Some records
++++++
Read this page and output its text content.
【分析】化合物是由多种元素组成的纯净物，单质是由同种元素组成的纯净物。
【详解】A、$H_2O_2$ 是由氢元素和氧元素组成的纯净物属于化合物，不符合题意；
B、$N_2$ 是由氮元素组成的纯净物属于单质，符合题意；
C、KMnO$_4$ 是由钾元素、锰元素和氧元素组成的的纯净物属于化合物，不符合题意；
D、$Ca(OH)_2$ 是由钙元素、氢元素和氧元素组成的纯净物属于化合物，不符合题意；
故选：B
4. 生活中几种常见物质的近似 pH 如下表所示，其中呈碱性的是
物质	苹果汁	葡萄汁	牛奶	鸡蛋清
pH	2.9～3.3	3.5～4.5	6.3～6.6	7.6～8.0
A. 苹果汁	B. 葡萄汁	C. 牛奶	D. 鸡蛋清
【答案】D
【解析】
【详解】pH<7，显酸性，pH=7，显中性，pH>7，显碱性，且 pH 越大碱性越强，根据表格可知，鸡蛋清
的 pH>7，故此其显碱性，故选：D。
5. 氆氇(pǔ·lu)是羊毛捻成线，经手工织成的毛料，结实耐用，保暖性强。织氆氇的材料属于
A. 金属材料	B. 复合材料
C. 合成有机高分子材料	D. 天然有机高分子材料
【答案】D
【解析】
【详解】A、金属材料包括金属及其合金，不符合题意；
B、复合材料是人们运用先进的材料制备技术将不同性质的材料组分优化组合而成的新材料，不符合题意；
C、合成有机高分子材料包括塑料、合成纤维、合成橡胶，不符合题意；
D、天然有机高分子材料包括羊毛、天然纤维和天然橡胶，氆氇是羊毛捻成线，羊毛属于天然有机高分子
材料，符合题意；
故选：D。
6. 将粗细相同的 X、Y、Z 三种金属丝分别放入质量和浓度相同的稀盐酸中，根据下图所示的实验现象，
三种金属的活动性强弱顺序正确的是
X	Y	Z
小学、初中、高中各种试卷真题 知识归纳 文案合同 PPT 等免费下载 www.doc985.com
++++++
AIM | Your task is to reproduce the whole listing exactly.

TASK ANSWER |
Read this page and output its text content.
【分析】化合物是由多种元素组成的纯净物，单质是由同种元素组成的纯净物。
【详解】A、$H_2O_2$ 是由氢元素和氧元素组成的纯净物属于化合物，不符合题意；
B、$N_2$ 是由氮元素组成的纯净物属于单质，符合题意；
C、KMnO$_4$ 是由钾元素、锰元素和氧元素组成的的纯净物属于化合物，不符合题意；
D、$Ca(OH)_2$ 是由钙元素、氢元素和氧元素组成的纯净物属于化合物，不符合题意；
故选：B
4. 生活中几种常见物质的近似 pH 如下表所示，其中呈碱性的是
物质	苹果汁	葡萄汁	牛奶	鸡蛋清
pH	2.9～3.3	3.5～4.5	6.3～6.6	7.6～8.0
A. 苹果汁	B. 葡萄汁	C. 牛奶	D. 鸡蛋清
【答案】D
【解析】
【详解】pH<7，显酸性，pH=7，显中性，pH>7，显碱性，且 pH 越大碱性越强，根据表格可知，鸡蛋清
的 pH>7，故此其显碱性，故选：D。
5. 氆氇(pǔ·lu)是羊毛捻成线，经手工织成的毛料，结实耐用，保暖性强。织氆氇的材料属于
A. 金属材料	B. 复合材料
C. 合成有机高分子材料	D. 天然有机高分子材料
【答案】D
【解析】
【详解】A、金属材料包括金属及其合金，不符合题意；
B、复合材料是人们运用先进的材料制备技术将不同性质的材料组分优化组合而成的新材料，不符合题意；
C、合成有机高分子材料包括塑料、合成纤维、合成橡胶，不符合题意；
D、天然有机高分子材料包括羊毛、天然纤维和天然橡胶，氆氇是羊毛捻成线，羊毛属于天然有机高分子
材料，符合题意；
故选：D。
6. 将粗细相同的 X、Y、Z 三种金属丝分别放入质量和浓度相同的稀盐酸中，根据下图所示的实验现象，
三种金属的活动性强弱顺序正确的是
X	Y	Z
小学、初中、高中各种试卷真题 知识归纳 文案合同 PPT 等免费下载 www.doc985.com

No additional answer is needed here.